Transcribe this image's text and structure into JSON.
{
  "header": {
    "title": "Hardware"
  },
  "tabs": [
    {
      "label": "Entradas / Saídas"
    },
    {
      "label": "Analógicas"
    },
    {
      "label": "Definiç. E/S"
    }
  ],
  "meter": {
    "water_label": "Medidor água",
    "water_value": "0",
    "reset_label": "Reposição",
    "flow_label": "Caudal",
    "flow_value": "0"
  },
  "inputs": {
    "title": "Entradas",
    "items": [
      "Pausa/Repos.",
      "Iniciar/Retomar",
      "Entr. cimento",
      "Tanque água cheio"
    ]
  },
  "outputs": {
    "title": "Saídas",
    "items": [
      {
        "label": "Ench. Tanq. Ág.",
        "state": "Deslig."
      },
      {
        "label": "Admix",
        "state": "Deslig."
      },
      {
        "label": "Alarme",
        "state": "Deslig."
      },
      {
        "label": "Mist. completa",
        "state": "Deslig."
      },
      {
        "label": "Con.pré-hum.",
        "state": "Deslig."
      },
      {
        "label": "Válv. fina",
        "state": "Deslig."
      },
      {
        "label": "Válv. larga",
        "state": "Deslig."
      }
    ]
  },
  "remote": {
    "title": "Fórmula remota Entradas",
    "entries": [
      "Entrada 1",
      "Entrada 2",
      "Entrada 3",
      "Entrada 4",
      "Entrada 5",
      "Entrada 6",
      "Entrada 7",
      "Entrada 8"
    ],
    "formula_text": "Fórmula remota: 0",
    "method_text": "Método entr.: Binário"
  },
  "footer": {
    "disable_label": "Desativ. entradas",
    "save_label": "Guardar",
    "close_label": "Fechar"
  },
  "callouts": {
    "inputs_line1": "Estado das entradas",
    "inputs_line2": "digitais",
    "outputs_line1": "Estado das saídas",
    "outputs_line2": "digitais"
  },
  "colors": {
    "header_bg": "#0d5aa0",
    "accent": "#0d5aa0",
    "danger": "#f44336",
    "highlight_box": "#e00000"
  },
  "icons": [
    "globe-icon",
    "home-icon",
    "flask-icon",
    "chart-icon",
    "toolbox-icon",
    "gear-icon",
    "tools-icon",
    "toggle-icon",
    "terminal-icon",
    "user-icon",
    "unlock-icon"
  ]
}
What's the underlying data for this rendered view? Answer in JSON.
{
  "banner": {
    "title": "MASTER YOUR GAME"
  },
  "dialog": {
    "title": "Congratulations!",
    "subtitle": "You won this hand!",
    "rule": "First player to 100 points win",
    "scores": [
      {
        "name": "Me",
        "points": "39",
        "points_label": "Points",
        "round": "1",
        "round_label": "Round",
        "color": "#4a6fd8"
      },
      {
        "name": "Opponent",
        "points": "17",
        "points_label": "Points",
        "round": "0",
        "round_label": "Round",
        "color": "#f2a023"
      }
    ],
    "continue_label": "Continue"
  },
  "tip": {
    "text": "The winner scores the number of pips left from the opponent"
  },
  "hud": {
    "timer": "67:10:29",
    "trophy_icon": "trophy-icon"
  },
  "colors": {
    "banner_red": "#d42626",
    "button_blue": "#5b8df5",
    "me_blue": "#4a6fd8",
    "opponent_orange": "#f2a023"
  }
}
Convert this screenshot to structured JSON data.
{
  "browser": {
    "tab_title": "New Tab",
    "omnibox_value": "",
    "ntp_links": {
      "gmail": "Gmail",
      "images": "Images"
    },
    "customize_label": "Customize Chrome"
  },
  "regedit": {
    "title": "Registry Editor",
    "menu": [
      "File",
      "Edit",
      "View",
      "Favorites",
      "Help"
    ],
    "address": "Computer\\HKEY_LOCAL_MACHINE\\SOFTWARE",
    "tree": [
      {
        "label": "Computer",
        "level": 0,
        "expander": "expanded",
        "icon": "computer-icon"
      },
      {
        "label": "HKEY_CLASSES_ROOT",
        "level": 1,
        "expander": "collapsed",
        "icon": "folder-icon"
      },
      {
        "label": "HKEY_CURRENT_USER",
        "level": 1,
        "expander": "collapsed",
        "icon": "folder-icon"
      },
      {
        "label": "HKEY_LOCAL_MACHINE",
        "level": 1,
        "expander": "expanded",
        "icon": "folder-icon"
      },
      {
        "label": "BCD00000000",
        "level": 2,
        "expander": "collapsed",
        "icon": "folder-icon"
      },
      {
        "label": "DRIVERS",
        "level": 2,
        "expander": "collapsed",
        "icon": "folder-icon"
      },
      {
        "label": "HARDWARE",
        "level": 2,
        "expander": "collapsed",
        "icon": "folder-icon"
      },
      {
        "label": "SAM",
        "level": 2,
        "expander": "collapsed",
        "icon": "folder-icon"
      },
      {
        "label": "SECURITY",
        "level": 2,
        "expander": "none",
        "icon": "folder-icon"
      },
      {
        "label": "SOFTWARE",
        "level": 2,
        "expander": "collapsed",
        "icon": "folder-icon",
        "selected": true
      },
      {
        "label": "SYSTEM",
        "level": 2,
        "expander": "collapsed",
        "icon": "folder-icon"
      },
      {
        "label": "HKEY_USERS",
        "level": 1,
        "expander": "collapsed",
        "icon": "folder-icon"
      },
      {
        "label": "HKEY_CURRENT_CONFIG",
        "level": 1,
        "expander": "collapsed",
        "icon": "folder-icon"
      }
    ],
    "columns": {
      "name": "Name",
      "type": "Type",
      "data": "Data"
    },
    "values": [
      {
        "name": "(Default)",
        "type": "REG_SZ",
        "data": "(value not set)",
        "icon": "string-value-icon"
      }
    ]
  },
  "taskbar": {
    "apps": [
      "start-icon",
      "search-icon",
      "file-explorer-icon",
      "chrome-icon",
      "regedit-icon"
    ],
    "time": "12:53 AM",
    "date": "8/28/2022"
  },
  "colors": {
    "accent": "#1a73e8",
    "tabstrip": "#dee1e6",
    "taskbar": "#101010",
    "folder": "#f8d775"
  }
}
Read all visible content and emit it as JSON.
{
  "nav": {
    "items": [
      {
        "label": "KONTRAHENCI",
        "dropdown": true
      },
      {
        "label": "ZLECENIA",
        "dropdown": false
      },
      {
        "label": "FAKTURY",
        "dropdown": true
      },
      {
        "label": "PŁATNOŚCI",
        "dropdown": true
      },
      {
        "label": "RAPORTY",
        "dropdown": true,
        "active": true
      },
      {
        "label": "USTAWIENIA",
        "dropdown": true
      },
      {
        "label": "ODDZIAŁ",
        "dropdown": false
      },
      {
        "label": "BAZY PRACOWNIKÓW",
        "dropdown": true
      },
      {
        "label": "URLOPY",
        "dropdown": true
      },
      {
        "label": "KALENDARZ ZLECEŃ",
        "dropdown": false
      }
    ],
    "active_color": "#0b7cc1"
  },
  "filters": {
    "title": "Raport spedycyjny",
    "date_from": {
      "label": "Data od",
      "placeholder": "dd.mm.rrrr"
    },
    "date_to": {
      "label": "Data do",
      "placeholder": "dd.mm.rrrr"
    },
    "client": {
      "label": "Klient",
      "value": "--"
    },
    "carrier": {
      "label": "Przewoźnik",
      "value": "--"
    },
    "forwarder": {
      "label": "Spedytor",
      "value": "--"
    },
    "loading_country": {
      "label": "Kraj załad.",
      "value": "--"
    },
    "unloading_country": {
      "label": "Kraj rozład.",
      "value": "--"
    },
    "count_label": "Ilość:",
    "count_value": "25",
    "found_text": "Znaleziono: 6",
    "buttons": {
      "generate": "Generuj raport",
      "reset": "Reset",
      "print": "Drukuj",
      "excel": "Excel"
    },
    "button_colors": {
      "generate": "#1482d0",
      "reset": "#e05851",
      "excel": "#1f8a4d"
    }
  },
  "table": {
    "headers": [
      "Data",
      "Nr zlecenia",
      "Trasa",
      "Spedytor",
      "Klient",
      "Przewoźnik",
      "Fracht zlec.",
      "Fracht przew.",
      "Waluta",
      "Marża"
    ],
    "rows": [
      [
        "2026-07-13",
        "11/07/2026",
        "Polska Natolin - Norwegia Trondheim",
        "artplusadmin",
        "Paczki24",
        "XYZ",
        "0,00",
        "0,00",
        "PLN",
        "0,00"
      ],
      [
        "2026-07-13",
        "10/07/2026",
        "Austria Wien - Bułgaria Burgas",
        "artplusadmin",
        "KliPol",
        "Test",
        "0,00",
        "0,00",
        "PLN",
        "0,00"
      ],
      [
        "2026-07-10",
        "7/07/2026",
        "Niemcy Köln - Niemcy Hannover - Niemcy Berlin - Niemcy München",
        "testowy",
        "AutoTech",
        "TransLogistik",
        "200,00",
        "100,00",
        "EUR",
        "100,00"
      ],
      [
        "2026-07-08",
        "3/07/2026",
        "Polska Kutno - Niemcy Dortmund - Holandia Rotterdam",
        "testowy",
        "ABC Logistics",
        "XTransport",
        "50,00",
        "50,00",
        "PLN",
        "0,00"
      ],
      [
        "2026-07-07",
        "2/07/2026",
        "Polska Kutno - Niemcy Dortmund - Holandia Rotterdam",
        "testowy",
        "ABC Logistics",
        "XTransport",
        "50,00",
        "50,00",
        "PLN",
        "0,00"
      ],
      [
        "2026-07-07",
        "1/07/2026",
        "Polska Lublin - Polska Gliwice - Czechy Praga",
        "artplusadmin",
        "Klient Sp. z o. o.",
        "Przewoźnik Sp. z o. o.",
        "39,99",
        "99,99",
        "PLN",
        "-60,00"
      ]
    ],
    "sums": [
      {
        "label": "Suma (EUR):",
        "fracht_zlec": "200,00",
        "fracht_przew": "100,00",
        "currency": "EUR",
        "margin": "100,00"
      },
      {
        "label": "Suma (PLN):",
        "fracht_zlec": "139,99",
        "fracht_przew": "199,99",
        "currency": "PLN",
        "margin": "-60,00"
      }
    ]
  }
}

_ _ _ _

From the listing above, copy out each line where the word "generate" appears.

● The answer:
      "generate": "Generuj raport",
      "generate": "#1482d0",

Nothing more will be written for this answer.